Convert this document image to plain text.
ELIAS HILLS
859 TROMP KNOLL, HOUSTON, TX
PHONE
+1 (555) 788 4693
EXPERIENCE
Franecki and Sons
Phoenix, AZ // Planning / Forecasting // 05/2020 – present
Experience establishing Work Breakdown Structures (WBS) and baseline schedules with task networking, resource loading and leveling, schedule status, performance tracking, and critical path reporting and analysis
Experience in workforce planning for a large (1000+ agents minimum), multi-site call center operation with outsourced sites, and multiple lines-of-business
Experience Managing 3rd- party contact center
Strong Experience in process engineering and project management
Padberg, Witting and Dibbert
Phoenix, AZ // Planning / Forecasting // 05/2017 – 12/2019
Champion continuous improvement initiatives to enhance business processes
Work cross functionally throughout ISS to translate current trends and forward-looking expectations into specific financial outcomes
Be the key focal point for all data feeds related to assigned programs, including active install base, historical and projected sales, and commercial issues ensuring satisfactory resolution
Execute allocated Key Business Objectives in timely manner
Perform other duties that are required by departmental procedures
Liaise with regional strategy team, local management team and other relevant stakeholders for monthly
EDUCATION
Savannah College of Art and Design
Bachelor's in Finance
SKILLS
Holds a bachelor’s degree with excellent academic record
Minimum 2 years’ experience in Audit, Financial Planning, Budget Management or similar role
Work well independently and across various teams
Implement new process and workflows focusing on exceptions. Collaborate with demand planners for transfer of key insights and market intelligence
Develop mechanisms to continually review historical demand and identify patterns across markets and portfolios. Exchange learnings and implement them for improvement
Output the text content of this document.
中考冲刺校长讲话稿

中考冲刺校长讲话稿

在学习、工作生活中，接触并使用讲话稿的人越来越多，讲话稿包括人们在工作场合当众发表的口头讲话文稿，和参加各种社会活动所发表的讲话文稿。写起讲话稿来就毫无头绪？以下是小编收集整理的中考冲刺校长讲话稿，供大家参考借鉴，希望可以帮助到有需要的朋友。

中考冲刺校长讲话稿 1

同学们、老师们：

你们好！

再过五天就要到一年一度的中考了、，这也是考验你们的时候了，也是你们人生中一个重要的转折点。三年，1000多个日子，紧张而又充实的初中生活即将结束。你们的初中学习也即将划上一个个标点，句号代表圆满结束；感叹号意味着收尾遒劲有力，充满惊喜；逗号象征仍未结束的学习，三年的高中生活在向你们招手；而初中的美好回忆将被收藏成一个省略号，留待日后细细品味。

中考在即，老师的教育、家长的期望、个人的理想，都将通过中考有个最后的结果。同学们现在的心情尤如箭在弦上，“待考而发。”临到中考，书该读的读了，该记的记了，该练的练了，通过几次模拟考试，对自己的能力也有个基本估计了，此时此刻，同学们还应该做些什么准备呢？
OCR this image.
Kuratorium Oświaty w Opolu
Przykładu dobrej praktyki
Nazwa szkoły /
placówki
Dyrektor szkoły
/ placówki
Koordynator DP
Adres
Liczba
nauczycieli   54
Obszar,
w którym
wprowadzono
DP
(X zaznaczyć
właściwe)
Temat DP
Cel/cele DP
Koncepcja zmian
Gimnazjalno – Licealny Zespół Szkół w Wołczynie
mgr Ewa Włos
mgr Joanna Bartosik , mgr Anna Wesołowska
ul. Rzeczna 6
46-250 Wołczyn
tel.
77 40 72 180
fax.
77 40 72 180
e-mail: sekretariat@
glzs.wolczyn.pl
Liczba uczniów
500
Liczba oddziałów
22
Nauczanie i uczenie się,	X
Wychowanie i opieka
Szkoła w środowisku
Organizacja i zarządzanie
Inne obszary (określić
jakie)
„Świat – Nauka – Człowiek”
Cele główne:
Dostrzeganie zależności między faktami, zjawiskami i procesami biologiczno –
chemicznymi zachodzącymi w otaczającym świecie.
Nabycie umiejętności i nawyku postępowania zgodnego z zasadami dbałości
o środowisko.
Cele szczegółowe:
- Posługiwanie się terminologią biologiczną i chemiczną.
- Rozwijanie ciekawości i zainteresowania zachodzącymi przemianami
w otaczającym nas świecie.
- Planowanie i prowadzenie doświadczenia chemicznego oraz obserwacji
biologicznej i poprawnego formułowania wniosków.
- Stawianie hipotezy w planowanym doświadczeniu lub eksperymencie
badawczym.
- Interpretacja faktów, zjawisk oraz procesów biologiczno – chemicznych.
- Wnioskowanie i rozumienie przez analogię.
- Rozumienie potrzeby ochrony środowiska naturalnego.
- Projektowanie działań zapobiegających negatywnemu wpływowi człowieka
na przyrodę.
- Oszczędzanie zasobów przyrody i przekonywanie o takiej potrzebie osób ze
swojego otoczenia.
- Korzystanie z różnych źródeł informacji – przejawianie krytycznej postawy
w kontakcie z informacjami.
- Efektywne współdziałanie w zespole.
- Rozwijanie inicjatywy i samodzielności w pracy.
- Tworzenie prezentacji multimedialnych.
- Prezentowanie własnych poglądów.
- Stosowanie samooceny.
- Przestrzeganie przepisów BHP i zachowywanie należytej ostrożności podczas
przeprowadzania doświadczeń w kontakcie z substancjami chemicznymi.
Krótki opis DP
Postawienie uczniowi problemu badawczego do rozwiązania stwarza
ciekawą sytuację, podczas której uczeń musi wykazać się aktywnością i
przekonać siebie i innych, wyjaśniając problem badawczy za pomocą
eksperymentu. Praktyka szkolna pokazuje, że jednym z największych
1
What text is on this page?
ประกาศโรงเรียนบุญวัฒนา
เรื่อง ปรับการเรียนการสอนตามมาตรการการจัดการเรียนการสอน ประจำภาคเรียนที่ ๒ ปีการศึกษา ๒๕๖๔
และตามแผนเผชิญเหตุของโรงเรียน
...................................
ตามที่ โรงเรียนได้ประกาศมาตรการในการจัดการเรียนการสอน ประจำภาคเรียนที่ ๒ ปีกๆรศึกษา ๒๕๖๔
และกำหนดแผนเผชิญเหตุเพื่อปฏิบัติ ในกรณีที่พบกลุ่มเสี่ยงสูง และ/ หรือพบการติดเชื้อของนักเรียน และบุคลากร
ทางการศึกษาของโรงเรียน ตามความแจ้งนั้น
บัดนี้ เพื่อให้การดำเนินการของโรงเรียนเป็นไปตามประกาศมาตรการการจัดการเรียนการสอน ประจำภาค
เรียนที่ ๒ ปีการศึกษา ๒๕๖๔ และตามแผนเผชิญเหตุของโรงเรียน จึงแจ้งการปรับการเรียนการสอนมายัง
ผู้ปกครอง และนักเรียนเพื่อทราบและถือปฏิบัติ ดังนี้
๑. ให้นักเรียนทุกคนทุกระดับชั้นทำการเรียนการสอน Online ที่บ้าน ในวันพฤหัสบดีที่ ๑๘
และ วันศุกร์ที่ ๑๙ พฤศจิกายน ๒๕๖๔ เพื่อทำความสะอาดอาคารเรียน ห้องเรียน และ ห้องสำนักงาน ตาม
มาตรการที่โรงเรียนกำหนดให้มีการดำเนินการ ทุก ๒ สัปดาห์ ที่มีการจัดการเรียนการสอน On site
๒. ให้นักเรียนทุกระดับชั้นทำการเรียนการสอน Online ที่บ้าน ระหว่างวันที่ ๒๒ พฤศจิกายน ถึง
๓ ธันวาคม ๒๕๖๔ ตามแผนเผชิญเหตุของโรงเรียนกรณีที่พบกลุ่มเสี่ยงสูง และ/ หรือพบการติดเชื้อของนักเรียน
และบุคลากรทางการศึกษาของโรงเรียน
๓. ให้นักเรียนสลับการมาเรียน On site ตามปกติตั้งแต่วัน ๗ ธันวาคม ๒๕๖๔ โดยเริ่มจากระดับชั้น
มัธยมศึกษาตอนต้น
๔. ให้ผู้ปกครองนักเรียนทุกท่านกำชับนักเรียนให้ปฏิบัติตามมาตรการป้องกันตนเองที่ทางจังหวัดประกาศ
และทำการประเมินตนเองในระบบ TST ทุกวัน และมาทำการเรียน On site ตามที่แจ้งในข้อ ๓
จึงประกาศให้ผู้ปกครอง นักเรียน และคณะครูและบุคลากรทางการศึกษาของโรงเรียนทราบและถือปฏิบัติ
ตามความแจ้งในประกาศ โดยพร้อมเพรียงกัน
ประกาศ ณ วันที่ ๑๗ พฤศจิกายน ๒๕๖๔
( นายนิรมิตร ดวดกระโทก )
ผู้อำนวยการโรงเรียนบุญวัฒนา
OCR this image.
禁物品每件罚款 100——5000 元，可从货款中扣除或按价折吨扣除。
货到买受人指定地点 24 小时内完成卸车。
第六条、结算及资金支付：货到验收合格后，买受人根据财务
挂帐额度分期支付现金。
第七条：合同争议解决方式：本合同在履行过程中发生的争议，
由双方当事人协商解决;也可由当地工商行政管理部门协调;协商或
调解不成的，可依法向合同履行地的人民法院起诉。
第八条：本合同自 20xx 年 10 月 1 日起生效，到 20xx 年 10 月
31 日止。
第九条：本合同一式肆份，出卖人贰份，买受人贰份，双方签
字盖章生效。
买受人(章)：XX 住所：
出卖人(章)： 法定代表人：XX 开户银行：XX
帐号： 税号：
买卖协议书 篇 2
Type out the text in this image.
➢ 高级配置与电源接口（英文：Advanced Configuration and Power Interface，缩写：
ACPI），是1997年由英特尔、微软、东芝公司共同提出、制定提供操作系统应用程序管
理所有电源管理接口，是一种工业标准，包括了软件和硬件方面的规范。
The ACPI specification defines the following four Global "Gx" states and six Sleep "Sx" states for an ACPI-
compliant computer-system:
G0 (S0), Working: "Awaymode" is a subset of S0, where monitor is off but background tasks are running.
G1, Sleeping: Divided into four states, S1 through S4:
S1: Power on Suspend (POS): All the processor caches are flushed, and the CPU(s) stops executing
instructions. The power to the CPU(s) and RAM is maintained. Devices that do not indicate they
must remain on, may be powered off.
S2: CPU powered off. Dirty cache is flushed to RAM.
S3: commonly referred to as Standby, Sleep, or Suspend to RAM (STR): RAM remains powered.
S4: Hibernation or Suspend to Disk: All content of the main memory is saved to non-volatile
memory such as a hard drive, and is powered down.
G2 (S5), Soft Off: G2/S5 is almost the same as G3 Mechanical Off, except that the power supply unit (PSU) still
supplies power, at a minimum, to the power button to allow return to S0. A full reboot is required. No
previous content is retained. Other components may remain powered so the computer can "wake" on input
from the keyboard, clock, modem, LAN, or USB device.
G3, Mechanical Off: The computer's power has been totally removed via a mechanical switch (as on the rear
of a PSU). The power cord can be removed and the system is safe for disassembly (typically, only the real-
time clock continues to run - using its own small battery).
───
= Problem to solve =
Show every line above in which the word "content" occurs.

= Result of this exercise =
Output the text content of this document.
S4: Hibernation or Suspend to Disk: All content of the main memory is saved to non-volatile
previous content is retained. Other components may remain powered so the computer can "wake" on input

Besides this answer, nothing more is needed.